# Written exercise 1
Decide whether each statement agrees with the Cold War passage: (a) Islamism arose in the nineteenth century in response to British and French colonialism; (b) Washington gave in to Mossadegh's demands after he approached Moscow; (c) the Korean War took place at the start of the 1950s. Answer yes or no for each, quoting the words of the passage that settle it.
# Written exercise 2
Write out the part of the Cold War passage that opens with the words containing "In Afghanistan events" and closes with "have been avoided.", swapping "Washington" for "the United States" throughout.
# Written exercise 3
Extend the passage on the consequences of the Cold War, picking up from its last sentence.

# Selection
-- -- --

The growth of Islamic terrorism is also one of the adverse and unforeseen consequences of the Cold War. Islamism was born in the nineteenth century as a reaction to the British and French colonialism. Jamal ad-Din al-Afghani (1839-97), Hasan al-Banna (1906-49), and Sayyid Qutb (1906-66) were pan-Islamists and political activists, who believed that only a revival of politicized Islam could stop colonialism and the European influence in the Muslim world. The creation of Islamism had initially no reference to the Cold War, but it was the policies during this period that eventually led to an expansion of violent Islamism as an adversary international force. The CIA orchestrated coup in Iran in 1953 that overthrew the democratically elected government of Mossadegh was one such policy. The coup was at least partially a measure to contain Soviet influence in Iran. Mossadegh had just nationalized the Iranian oil resources, and he began playing the Soviet card to attract full American support for his cause. Mossadegh’s mistake was that he believed by approaching Moscow, Washington would have no choice but to listen to his demands. Instead, Washington moved to topple him from office. The coup, followed by President Johnson’s unconditional support for the oppressive regime of the Shah in the aftermath of Mossadegh’s fall, exasperated the Iranian people. Although the vast majority of the Iranian people would have never wanted to let the memories of the 1953 coup foster an antagonistic US-Iranian relationship, Khomeini masterfully played on the coup to foment hostility within a circle of powerful elite of his supporters and to justify violent attacks against the West.

In Afghanistan events took an ugly turn as a direct result of the Cold War rivalry between the two superpowers. In the 1980s, Washington supported the Islamist fighters financially and militarily following the Soviet invasion of Afghanistan, only to see them turning against the U.S. itself after the Soviet withdrawal. It is possible that this convoluted relationship between Washington and the Afghan Islamists would never have occurred had the Cold War not happened; hence much of today’s troubles with international terrorism could have been avoided. 

There were many other undesirable incidents that both followed and contributed to the Cold War rivalry between the two superpowers. The 1948 communist takeover of Czechoslovakia and the Soviet invasion of the country twenty years later; the Korean War in the beginning of 1950s; the 1956 Hungarian uprising; the Vietnam War in the 1960s and 70s; the Cuban missile crisis of 1962; and other perilous incidents became all part of the game of rivalry between those who wanted to plan the economy and those who believed in the free market.

-- -- --

Data items
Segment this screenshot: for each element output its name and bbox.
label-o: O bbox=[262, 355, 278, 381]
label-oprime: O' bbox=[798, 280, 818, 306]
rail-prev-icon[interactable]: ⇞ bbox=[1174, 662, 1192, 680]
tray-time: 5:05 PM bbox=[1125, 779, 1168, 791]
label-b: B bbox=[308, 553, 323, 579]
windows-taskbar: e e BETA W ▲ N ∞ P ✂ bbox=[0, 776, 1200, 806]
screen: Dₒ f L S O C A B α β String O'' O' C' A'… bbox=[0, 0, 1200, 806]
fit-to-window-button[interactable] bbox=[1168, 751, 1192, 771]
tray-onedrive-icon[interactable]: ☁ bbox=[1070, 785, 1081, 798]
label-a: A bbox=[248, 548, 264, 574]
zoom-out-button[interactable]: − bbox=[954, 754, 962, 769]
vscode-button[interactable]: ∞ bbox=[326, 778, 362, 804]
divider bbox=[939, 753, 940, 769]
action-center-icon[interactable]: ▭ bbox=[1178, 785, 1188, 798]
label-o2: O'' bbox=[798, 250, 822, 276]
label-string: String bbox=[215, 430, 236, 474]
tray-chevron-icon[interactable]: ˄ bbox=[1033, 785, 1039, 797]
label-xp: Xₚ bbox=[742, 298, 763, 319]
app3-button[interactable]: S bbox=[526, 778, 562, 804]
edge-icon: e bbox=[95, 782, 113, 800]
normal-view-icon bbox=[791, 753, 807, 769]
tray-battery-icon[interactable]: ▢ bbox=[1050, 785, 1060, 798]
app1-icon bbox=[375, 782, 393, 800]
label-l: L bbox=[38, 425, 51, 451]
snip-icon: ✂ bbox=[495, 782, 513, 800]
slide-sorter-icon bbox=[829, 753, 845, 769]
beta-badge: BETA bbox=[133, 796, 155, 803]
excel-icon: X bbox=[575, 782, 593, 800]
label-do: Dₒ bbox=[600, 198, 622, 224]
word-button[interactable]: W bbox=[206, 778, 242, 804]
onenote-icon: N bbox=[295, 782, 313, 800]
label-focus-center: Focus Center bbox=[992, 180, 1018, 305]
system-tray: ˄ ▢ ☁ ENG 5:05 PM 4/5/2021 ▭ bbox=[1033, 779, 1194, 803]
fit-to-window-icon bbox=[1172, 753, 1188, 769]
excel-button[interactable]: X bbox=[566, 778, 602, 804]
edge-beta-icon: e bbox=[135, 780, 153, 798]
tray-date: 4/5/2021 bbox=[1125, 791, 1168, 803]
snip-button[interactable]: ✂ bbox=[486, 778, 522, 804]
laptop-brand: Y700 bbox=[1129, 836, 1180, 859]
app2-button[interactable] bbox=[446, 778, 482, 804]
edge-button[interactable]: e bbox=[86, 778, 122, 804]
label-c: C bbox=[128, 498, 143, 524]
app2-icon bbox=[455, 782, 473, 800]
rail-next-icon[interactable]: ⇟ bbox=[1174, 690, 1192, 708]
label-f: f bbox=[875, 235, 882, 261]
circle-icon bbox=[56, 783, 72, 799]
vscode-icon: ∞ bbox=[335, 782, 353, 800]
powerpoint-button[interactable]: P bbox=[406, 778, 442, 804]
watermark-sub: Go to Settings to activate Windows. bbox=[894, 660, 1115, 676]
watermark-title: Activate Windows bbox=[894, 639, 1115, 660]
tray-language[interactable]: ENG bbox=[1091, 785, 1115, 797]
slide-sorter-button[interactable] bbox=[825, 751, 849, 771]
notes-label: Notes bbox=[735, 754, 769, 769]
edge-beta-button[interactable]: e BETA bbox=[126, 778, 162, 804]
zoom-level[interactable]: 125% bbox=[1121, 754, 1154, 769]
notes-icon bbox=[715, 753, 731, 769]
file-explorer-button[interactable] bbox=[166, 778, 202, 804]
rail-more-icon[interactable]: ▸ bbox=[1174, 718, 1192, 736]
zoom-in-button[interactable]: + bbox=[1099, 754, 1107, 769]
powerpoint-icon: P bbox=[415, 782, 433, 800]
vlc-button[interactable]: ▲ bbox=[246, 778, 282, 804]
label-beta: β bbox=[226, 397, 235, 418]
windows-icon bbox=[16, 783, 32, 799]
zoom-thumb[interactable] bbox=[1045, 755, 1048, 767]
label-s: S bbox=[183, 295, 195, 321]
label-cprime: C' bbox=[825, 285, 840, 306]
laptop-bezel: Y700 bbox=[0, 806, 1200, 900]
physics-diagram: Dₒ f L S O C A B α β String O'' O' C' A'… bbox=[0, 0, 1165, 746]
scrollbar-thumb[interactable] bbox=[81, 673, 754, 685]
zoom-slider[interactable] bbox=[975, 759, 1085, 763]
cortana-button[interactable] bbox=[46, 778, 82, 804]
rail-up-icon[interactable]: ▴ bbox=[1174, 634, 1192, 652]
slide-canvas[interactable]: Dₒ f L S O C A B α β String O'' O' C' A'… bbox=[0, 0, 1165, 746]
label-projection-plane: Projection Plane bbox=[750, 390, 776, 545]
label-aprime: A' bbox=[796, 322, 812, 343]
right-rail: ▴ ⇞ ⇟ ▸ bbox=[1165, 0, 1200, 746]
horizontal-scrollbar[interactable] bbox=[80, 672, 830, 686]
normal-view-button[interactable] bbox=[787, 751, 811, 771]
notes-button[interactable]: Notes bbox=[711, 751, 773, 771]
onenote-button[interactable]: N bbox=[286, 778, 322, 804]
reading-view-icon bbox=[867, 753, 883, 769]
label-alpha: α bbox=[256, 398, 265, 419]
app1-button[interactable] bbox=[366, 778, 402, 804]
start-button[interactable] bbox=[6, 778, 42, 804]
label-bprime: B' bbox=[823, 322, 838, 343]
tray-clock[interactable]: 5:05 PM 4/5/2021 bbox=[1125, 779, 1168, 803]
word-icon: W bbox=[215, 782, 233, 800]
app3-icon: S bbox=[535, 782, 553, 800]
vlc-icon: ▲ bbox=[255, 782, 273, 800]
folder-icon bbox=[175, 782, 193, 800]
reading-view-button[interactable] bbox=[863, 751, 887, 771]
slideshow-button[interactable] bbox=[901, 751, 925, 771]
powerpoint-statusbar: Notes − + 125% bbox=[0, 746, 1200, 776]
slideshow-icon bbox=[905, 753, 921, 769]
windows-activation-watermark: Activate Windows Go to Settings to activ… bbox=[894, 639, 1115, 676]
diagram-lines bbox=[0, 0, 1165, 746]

-- -- --

# Final answer 1
(a) Yes: "Islamism was born in the nineteenth century as a reaction to the British and French colonialism."
(b) No: "Instead, Washington moved to topple him from office."
(c) Yes: "the Korean War in the beginning of 1950s"

# Final answer 2
In Afghanistan events took an ugly turn as a direct result of the Cold War rivalry between the two superpowers. In the 1980s, the United States supported the Islamist fighters financially and militarily following the Soviet invasion of Afghanistan, only to see them turning against the U.S. itself after the Soviet withdrawal. It is possible that this convoluted relationship between the United States and the Afghan Islamists would never have occurred had the Cold War not happened; hence much of today’s troubles with international terrorism could have been avoided.

# Final answer 3
In terms of physical violence the conflict was limited. Despite the two side’s massive nuclear firepower, the balance of power made the Cold War years a relatively peaceful period in human history. Other than local wars and ethnic skirmishes in parts of Africa, Middle East, and Asia, the international arena remained for the most part free of physical violence. But it is clear that with over four decades of division between the East and West the cost of the loss of global trade and collaboration must be one of the highest in human history. The impact of this cost was most burdensome for the Eastern bloc, as their economy collapsed entirely. By the time the Cold War ended the Eastern bloc was bankrupt. The Soviet state was in such dire financial condition that it was even struggling to fulfill its rental obligations for its embassies around the world. In Oslo the Norwegian government had to bail out the Russian Embassy. With great humiliation the last General Secretary of the Soviet Communist Party, Mikhael Gorbachev, toured around the world asking for money to help salvage his country from economic ruin. A country with billions of dollars of investment in some of the most advanced military technologies was on its knees for a few millions dollars of financial aid to feed its people. With the benefit of hindsight, it is safe to say that the communist legacy has been one of the saddest self-inflicted desolations of our modern time. Countries with a rich history and culture such as Poland and Czechoslovakia, and societies so technologically advanced such as the Soviet Union literally destroyed themselves in pursuit of a utopian world of planned economy and grassroots dictatorship. The imaginary world of the working class dictatorship was supposed to make every laborer the owner of his or her production. Instead it left him or her with next to nothing at all; not even a snatch of pride.

Towards the end of the Cold War, McDonald’s opened up its first restaurant in Moscow. The day it opened its door for hungry customers in 1990, tens, if not hundreds, of Russians queued up in a line stretching far outside the restaurant for an American style burger. Just as the Berlin Wall became emblematic of the iron curtain, the queue outside McDonald’s became the most visible symbol of the effect of deprivation in Soviet society; a deprivation caused by a destructive ideology that neither we in the West nor the Russian people cared for.

Without the Cold War globalization might have advanced far more. Perhaps by now we would have reached a higher degree of international collaboration to solve many of our common problems such as climate change. And Islamic terrorism might not have existed today had the Cold War not played out.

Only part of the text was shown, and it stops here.